Copy each line of the records that contains the word "Available".

━━━━━━━━━━━━━━━━

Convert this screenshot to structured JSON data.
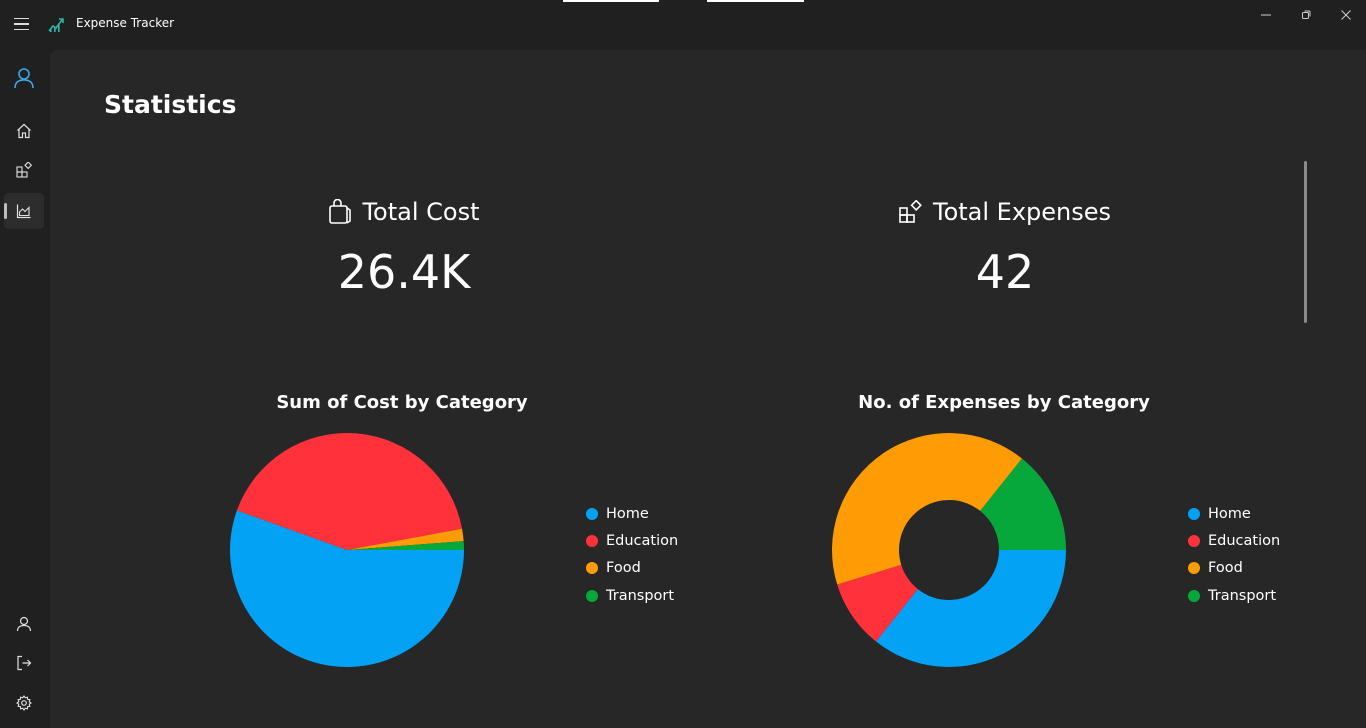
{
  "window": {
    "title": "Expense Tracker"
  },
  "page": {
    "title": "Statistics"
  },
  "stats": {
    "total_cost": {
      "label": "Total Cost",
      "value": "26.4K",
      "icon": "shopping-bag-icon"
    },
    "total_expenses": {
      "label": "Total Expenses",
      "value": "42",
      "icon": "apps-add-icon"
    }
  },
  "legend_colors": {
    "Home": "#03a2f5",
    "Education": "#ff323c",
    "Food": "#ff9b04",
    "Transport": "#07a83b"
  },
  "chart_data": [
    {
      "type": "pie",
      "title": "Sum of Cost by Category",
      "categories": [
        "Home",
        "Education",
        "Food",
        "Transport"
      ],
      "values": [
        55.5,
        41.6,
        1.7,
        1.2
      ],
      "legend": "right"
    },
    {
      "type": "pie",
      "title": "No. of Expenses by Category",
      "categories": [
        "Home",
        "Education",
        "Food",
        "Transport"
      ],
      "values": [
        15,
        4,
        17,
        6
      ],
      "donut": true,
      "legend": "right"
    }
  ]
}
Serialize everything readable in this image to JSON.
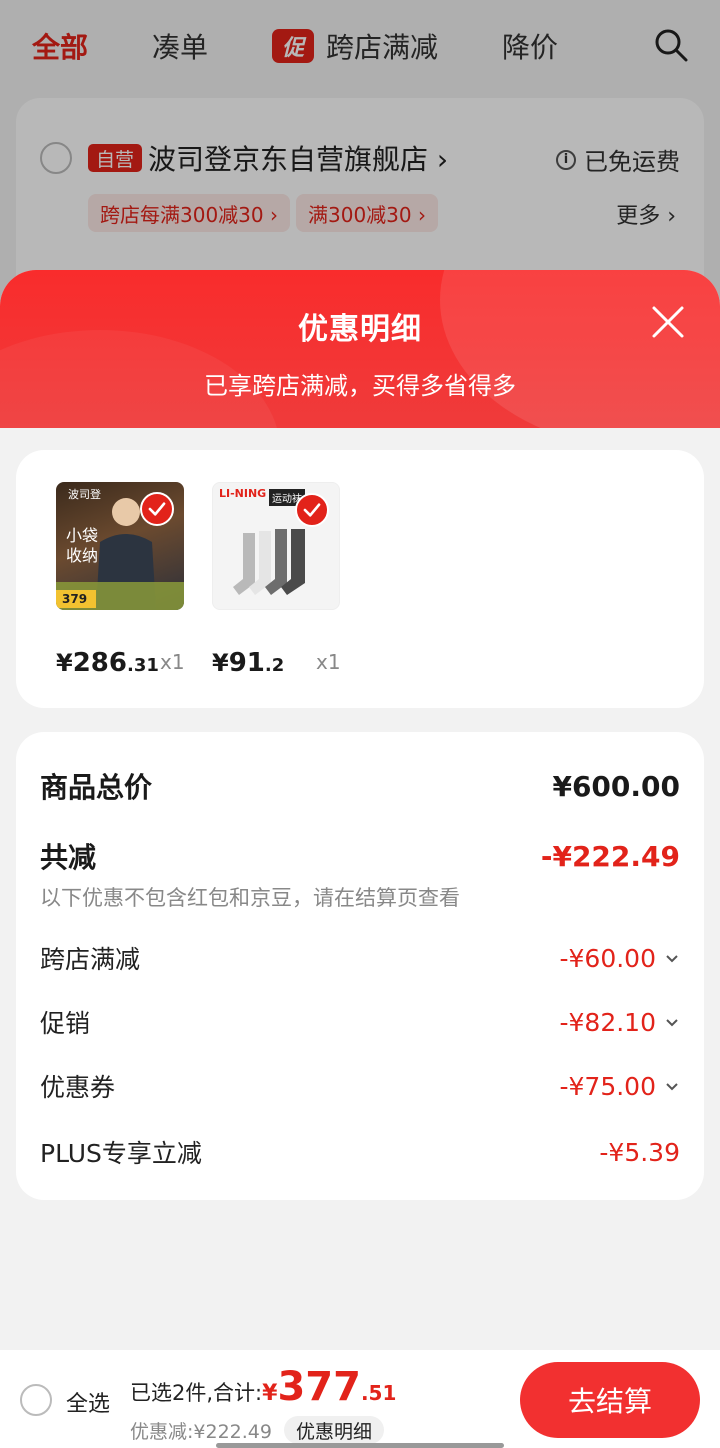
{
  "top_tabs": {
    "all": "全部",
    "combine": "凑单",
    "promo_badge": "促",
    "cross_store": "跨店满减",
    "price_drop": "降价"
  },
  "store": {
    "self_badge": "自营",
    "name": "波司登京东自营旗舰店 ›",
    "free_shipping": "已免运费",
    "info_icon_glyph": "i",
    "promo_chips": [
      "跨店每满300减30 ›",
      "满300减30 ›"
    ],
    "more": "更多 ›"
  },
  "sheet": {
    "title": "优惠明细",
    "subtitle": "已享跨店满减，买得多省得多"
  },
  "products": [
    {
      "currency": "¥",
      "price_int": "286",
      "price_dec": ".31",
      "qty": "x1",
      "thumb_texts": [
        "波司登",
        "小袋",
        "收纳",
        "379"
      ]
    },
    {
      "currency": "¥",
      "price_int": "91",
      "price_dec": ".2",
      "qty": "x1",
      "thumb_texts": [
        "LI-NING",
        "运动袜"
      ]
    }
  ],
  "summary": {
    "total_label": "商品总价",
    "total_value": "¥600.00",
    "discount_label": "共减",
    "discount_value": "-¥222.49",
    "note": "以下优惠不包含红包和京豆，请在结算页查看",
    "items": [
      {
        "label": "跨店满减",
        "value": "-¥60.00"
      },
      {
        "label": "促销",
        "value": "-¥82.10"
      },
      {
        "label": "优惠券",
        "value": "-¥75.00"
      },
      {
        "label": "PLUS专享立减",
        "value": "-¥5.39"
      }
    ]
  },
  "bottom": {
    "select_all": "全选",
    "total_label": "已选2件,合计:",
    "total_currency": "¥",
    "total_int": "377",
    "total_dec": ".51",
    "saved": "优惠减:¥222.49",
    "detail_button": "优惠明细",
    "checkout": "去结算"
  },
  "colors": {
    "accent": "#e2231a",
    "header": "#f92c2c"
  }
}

━━━━━━━━━━━━━━━━

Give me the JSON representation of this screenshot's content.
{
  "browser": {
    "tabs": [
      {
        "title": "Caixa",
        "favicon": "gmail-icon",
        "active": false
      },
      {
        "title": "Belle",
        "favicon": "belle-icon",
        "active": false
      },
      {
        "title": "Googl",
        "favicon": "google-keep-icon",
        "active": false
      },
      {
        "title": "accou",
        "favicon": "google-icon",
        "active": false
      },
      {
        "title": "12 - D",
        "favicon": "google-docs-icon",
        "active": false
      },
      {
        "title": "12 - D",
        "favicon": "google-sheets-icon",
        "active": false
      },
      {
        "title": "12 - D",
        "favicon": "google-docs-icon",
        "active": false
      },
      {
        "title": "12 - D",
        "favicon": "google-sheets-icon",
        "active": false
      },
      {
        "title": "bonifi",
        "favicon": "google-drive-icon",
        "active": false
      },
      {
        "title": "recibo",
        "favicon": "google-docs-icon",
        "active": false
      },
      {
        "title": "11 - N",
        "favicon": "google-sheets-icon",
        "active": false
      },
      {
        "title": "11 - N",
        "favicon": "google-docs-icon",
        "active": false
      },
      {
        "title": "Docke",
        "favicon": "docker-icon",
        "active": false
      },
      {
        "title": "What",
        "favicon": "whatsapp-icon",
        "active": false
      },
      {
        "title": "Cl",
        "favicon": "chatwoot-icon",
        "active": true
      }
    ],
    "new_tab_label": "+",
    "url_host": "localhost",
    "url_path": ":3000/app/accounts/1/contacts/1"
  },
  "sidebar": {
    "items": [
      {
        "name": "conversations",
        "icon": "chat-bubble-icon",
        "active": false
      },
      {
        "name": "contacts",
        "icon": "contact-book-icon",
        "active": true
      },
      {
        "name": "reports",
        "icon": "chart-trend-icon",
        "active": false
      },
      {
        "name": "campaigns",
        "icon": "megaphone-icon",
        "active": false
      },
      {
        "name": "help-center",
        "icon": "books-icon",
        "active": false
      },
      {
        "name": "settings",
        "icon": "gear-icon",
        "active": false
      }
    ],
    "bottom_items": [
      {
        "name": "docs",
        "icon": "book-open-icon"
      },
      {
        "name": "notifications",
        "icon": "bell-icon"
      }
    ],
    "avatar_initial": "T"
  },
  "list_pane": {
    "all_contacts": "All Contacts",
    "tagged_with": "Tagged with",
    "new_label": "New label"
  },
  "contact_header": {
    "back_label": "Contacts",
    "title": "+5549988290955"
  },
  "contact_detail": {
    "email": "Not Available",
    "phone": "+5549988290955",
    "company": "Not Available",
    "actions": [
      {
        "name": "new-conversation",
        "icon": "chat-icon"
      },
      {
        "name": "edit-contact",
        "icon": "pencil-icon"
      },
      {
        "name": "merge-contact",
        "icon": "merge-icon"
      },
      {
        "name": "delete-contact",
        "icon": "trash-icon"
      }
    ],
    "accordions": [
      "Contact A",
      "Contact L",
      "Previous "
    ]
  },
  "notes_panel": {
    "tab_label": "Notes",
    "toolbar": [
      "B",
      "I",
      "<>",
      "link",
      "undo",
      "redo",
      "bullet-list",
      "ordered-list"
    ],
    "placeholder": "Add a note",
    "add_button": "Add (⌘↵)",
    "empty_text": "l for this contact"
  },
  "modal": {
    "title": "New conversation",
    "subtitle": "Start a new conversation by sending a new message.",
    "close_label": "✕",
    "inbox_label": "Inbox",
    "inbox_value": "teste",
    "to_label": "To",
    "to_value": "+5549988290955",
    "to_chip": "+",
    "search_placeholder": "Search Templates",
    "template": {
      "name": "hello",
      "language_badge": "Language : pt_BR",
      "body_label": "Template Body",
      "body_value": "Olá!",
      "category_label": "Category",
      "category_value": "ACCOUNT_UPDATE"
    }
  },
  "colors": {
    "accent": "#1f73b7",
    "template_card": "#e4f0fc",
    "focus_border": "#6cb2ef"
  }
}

━━━━━━━━━━━━━━━━

- Answer to this task -
    "email": "Not Available",
    "company": "Not Available",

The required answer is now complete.